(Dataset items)
########

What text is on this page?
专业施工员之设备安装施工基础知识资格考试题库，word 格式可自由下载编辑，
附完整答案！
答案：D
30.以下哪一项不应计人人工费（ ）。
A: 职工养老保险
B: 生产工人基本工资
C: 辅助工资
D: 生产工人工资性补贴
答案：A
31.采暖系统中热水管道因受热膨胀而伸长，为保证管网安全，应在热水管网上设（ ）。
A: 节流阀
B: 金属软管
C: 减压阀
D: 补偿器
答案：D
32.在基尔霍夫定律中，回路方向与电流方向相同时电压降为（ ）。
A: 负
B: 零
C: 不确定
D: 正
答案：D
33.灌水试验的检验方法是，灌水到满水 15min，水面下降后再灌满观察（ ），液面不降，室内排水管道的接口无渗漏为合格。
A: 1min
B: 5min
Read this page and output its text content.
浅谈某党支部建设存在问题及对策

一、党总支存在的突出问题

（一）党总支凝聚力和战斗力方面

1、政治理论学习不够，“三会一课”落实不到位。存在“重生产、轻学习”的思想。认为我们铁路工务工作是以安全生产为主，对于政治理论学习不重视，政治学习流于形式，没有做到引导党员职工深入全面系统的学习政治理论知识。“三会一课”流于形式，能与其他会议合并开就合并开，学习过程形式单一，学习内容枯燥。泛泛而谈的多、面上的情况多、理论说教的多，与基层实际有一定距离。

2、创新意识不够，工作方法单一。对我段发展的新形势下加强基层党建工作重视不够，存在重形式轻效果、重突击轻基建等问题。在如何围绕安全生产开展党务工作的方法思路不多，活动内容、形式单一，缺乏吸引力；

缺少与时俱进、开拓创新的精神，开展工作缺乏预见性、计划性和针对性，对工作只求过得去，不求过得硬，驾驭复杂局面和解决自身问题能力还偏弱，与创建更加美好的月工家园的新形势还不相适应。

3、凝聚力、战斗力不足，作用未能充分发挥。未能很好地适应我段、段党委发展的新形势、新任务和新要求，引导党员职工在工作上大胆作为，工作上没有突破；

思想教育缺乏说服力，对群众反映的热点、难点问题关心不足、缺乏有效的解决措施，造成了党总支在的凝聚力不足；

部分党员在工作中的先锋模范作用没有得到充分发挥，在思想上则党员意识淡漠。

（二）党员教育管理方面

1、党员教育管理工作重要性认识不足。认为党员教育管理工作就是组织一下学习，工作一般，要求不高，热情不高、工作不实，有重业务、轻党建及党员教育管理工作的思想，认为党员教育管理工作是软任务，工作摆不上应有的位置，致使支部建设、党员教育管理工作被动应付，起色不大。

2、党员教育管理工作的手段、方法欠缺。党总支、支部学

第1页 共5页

########

PROBLEM DESCRIPTION: Retype every entry above, word for word.

THE ANSWER:
What text is on this page?
专业施工员之设备安装施工基础知识资格考试题库，word 格式可自由下载编辑，
附完整答案！
答案：D
30.以下哪一项不应计人人工费（ ）。
A: 职工养老保险
B: 生产工人基本工资
C: 辅助工资
D: 生产工人工资性补贴
答案：A
31.采暖系统中热水管道因受热膨胀而伸长，为保证管网安全，应在热水管网上设（ ）。
A: 节流阀
B: 金属软管
C: 减压阀
D: 补偿器
答案：D
32.在基尔霍夫定律中，回路方向与电流方向相同时电压降为（ ）。
A: 负
B: 零
C: 不确定
D: 正
答案：D
33.灌水试验的检验方法是，灌水到满水 15min，水面下降后再灌满观察（ ），液面不降，室内排水管道的接口无渗漏为合格。
A: 1min
B: 5min
Read this page and output its text content.
浅谈某党支部建设存在问题及对策

一、党总支存在的突出问题

（一）党总支凝聚力和战斗力方面

1、政治理论学习不够，“三会一课”落实不到位。存在“重生产、轻学习”的思想。认为我们铁路工务工作是以安全生产为主，对于政治理论学习不重视，政治学习流于形式，没有做到引导党员职工深入全面系统的学习政治理论知识。“三会一课”流于形式，能与其他会议合并开就合并开，学习过程形式单一，学习内容枯燥。泛泛而谈的多、面上的情况多、理论说教的多，与基层实际有一定距离。

2、创新意识不够，工作方法单一。对我段发展的新形势下加强基层党建工作重视不够，存在重形式轻效果、重突击轻基建等问题。在如何围绕安全生产开展党务工作的方法思路不多，活动内容、形式单一，缺乏吸引力；

缺少与时俱进、开拓创新的精神，开展工作缺乏预见性、计划性和针对性，对工作只求过得去，不求过得硬，驾驭复杂局面和解决自身问题能力还偏弱，与创建更加美好的月工家园的新形势还不相适应。

3、凝聚力、战斗力不足，作用未能充分发挥。未能很好地适应我段、段党委发展的新形势、新任务和新要求，引导党员职工在工作上大胆作为，工作上没有突破；

思想教育缺乏说服力，对群众反映的热点、难点问题关心不足、缺乏有效的解决措施，造成了党总支在的凝聚力不足；

部分党员在工作中的先锋模范作用没有得到充分发挥，在思想上则党员意识淡漠。

（二）党员教育管理方面

1、党员教育管理工作重要性认识不足。认为党员教育管理工作就是组织一下学习，工作一般，要求不高，热情不高、工作不实，有重业务、轻党建及党员教育管理工作的思想，认为党员教育管理工作是软任务，工作摆不上应有的位置，致使支部建设、党员教育管理工作被动应付，起色不大。

2、党员教育管理工作的手段、方法欠缺。党总支、支部学

第1页 共5页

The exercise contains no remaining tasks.